#### CONSIGNE A
Dans l'extrait sur les modèles COSMO et ICON, quel type de grille de calcul utilise ICON ?
#### CONSIGNE B
Rédigez la suite de l'extrait sur les modèles COSMO et ICON, à partir de sa dernière phrase.

#### EXTRAIT SOURCE

----

Après une phase de test, les modèles COSMO et ICON fonctionnent en parallèle à pleine puissance de calcul pendant deux mois. Pendant cette période, tous les services offerts par MétéoSuisse doivent être transférés sur le nouveau modèle. En effet, COSMO va bientôt être abandonné. « Arrêter l’exploitation d’un ancien système sera pour nous un grand soulagement », déclare Oliver Fuhrer.

Un meilleur modèle pour la topographie suisse

Oliver Fuhrer souligne les nouvelles possibilités du modèle : Alors que COSMO extrapolait les données de mesure sur la base d'une grille de calcul rectangulaire, ICON travaille avec une grille triangulaire qui permet de mieux saisir la topographie de la Suisse. « Cela nous permet de modéliser plus précisément la température, l'humidité et le vent à la surface de la terre, ce qui peut améliorer les prévisions », explique Oliver Fuhrer. De plus, grâce à ce que l'on appelle le « nesting », certaines zones pourraient à l'avenir être calculées de manière ciblée avec une résolution plus élevée, par exemple une zone au-dessus des Alpes ou dans une vallée de montagne ou encore autour d’un aéroport.

----

Entrées de boîtes englobantes
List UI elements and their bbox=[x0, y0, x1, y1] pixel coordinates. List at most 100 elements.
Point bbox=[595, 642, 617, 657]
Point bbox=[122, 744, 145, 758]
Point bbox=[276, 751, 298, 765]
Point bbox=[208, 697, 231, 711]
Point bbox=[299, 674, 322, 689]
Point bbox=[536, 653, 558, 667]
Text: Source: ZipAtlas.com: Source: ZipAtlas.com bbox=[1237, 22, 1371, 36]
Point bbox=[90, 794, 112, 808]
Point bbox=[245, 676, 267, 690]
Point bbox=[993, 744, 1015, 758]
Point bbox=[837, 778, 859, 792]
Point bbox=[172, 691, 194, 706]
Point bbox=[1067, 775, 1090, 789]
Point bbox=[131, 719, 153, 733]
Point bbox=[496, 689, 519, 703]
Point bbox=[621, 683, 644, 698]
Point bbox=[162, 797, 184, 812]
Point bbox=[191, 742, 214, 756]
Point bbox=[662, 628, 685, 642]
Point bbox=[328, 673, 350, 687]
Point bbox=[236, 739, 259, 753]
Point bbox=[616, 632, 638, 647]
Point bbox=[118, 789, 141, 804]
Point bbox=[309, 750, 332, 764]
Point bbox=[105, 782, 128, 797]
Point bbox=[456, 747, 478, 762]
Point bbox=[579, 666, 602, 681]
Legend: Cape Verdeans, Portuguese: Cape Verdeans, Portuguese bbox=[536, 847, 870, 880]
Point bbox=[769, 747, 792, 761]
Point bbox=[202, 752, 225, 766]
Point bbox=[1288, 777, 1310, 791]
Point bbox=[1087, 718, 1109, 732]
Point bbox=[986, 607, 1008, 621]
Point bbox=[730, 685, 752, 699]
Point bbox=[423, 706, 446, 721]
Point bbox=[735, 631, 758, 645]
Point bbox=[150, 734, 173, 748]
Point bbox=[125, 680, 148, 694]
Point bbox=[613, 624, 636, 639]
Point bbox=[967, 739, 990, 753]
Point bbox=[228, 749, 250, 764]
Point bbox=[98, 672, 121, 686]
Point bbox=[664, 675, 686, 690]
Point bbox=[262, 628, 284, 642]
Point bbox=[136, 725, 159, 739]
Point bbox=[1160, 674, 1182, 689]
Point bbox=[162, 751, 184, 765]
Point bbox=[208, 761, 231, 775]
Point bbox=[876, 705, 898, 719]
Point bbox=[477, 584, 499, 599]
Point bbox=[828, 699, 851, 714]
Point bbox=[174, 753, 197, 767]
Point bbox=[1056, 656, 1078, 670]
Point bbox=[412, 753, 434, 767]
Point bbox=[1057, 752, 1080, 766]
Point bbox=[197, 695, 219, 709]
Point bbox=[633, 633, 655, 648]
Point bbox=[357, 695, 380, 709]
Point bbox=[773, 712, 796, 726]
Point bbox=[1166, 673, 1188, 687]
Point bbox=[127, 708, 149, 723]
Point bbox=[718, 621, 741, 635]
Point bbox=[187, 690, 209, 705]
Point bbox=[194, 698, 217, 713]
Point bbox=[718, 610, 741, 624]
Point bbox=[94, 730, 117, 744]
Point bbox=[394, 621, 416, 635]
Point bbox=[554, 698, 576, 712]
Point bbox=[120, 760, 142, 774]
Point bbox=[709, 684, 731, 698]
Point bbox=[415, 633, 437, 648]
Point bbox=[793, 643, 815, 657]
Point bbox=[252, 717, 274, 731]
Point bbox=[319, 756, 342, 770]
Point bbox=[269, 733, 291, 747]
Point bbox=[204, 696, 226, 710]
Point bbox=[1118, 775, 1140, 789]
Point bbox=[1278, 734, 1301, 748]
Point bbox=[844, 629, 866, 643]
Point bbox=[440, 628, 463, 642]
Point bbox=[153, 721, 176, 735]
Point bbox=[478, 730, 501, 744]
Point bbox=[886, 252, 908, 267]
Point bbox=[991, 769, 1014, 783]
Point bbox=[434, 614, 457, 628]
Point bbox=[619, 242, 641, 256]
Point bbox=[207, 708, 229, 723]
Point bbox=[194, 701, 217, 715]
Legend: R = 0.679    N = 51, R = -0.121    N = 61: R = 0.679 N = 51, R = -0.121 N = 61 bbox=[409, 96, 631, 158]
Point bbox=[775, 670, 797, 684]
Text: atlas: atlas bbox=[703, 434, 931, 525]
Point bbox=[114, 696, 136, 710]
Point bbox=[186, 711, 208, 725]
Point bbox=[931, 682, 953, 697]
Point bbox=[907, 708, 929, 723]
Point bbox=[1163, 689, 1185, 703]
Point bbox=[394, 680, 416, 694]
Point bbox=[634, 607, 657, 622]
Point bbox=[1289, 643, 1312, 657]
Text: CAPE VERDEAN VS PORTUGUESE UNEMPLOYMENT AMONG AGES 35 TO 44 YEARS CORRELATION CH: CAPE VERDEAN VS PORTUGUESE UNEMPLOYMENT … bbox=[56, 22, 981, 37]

----

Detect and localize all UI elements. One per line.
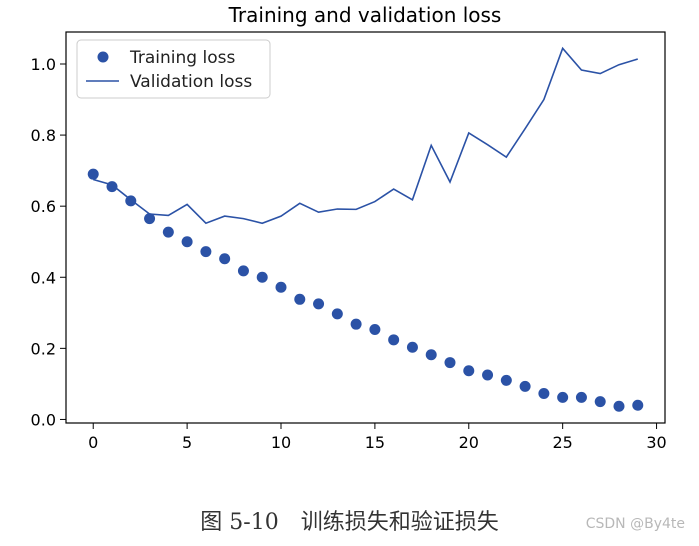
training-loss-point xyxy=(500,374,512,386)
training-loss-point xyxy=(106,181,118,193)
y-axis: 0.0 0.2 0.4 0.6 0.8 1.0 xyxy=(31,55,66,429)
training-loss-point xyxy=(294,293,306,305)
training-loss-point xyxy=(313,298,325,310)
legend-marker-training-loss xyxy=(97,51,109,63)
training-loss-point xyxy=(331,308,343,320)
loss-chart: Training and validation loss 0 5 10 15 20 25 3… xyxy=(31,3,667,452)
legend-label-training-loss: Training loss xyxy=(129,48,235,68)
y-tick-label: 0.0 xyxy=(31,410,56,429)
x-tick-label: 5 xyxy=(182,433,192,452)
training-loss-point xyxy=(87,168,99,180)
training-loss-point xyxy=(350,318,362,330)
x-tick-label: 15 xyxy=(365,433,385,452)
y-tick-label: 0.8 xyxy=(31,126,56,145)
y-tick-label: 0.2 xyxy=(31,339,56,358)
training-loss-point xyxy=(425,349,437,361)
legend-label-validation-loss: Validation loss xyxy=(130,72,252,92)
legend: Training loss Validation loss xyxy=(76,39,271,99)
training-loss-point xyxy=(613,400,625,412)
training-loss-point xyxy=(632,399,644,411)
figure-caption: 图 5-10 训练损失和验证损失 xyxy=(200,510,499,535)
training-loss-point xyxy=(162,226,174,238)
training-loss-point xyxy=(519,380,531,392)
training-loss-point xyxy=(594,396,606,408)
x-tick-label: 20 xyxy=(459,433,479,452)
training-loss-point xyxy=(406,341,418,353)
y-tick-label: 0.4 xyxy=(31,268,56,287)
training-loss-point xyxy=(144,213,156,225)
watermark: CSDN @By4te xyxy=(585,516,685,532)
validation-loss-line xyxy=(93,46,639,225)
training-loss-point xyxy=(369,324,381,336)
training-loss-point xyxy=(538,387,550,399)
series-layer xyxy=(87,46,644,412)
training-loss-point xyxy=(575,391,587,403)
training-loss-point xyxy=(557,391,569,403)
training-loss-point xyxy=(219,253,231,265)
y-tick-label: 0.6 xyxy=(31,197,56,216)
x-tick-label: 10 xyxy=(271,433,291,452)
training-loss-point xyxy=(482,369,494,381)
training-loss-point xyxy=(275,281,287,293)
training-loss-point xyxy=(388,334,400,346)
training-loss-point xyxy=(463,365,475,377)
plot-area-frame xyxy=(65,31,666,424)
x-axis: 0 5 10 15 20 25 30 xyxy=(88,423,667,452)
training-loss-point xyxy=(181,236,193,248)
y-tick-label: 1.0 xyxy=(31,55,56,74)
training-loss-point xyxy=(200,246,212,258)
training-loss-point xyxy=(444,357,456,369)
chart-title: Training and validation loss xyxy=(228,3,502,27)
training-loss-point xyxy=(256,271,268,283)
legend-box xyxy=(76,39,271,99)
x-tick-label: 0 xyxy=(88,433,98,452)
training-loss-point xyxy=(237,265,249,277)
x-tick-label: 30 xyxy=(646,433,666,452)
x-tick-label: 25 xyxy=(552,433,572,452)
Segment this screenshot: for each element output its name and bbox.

----

#### RÉPONSE FINALE A
Une grille triangulaire.

#### RÉPONSE FINALE B
Une autre nouveauté importante pour Oliver Fuhrer est que le code que les données d’ICON sont open source et donc accessibles au public. Le rôle de l'équipe d’Oliver Fuhrer s'en trouve également modifié. Avec ICON en open source, les « méthodes de calcul » seront également fournies, alors que, jusqu'à présent, MétéoSuisse ne proposait que des données et des services. « A l'avenir, nous pourrions proposer davantage de services de conseil aux clients qui utiliseront eux-mêmes le modèle ou les données du modèle », explique Oliver Fuhrer. « Nous pourrons ainsi apporter une contribution plus importante à l'avenir », affirme Oliver Fuhrer avec conviction.

Selon Oliver Fuhrer, l'introduction d'ICON est seulement le début du voyage avec le nouveau modèle. En effet, le modèle est constamment perfectionné, y compris dans des domaines particulièrement importants pour la Suisse, dans le cadre d'une collaboration internationale. ICON est également utilisé par les services météorologiques de différents pays européens. Oliver Fuhrer cite par exemple le développement d’un système visant à améliorer la modélisation et la prévision du manteau neigeux. Il s'agit d'une donnée importante pour la Suisse, car le fait de savoir s'il y a actuellement de la neige ou non à un endroit donné a des répercussions sur d'autres valeurs comme le rayonnement solaire et la température.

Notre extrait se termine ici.